__To be done__:
Give nothing except the number of lines containing the word "UVEL".
** begin **
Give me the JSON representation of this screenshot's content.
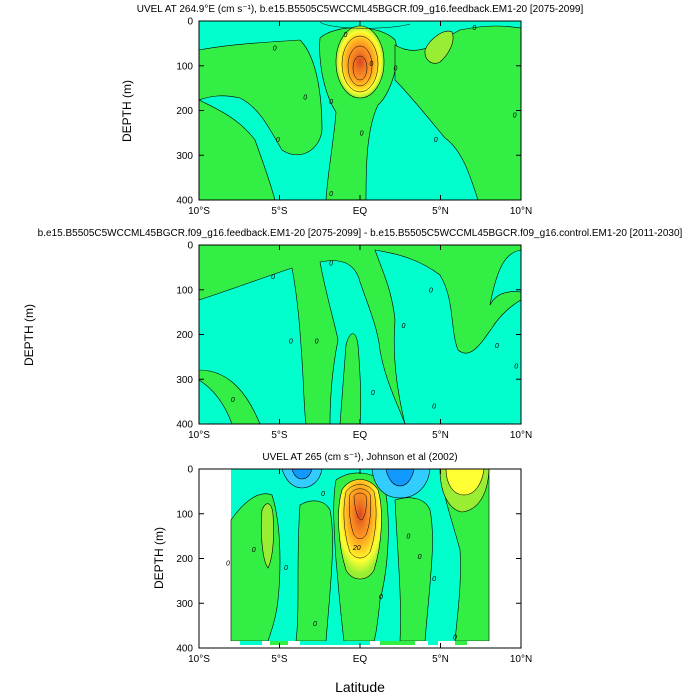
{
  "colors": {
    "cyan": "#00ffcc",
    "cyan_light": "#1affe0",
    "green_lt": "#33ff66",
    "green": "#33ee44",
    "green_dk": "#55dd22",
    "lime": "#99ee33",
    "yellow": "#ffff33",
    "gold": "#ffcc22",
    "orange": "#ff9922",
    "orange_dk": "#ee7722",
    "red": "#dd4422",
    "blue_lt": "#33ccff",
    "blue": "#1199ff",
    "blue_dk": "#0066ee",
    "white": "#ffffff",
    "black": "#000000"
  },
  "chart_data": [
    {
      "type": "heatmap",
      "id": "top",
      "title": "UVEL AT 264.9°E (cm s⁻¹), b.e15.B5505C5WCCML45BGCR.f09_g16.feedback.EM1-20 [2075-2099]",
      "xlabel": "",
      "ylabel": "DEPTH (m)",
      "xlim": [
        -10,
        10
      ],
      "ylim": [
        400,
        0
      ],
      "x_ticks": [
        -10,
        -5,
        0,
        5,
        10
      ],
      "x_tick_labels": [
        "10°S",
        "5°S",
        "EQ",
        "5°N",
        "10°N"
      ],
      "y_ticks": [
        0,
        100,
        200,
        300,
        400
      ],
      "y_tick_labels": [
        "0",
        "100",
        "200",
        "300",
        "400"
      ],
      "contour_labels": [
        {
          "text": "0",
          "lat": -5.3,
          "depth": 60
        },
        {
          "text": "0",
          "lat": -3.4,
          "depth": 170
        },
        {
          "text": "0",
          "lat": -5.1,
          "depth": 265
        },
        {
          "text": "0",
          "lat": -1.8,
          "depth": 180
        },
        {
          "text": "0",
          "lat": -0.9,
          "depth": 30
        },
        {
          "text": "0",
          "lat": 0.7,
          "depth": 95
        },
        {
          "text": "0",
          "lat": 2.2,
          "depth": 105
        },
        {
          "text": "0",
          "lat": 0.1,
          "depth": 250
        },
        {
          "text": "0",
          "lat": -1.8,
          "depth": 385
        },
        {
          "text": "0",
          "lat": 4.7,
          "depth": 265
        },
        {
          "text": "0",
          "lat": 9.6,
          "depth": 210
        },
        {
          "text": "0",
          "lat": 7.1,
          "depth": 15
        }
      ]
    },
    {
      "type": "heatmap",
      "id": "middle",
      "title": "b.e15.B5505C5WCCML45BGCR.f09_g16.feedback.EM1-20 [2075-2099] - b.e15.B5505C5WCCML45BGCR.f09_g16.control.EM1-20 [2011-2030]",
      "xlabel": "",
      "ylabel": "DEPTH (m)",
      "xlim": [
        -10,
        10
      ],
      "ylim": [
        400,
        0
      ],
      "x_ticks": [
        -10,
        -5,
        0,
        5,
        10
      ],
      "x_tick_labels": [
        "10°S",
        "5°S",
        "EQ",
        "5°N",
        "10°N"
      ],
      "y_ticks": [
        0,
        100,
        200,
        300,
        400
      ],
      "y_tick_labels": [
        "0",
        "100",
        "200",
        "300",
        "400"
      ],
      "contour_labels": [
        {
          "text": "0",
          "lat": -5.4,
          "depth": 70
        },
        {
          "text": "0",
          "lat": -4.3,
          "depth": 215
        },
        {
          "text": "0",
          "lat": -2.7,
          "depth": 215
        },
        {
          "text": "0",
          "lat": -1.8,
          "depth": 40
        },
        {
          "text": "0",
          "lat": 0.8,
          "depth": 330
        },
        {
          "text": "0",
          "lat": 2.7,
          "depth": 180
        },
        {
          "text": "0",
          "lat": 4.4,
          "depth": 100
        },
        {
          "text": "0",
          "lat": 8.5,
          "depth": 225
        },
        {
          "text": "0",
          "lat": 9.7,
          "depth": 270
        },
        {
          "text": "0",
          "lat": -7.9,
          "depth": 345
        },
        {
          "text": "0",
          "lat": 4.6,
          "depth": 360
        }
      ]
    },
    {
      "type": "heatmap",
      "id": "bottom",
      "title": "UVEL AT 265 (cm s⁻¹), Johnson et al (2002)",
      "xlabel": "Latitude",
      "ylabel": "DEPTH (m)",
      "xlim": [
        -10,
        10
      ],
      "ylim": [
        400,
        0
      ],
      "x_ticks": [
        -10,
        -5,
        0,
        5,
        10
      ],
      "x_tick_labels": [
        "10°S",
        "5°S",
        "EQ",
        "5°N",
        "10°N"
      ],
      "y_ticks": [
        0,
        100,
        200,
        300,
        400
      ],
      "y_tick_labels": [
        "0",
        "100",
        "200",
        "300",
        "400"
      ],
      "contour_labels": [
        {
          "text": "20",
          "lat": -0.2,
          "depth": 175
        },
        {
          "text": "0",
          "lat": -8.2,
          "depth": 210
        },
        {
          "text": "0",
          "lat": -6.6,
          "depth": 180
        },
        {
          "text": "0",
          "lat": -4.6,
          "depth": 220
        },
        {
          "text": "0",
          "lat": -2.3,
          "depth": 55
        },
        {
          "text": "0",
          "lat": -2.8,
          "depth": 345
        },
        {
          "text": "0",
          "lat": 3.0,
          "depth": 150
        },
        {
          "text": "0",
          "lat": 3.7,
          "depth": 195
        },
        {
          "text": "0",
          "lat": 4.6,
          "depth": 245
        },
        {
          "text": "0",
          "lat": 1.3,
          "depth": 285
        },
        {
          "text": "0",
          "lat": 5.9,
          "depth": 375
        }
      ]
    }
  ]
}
** end **
__In response__:
2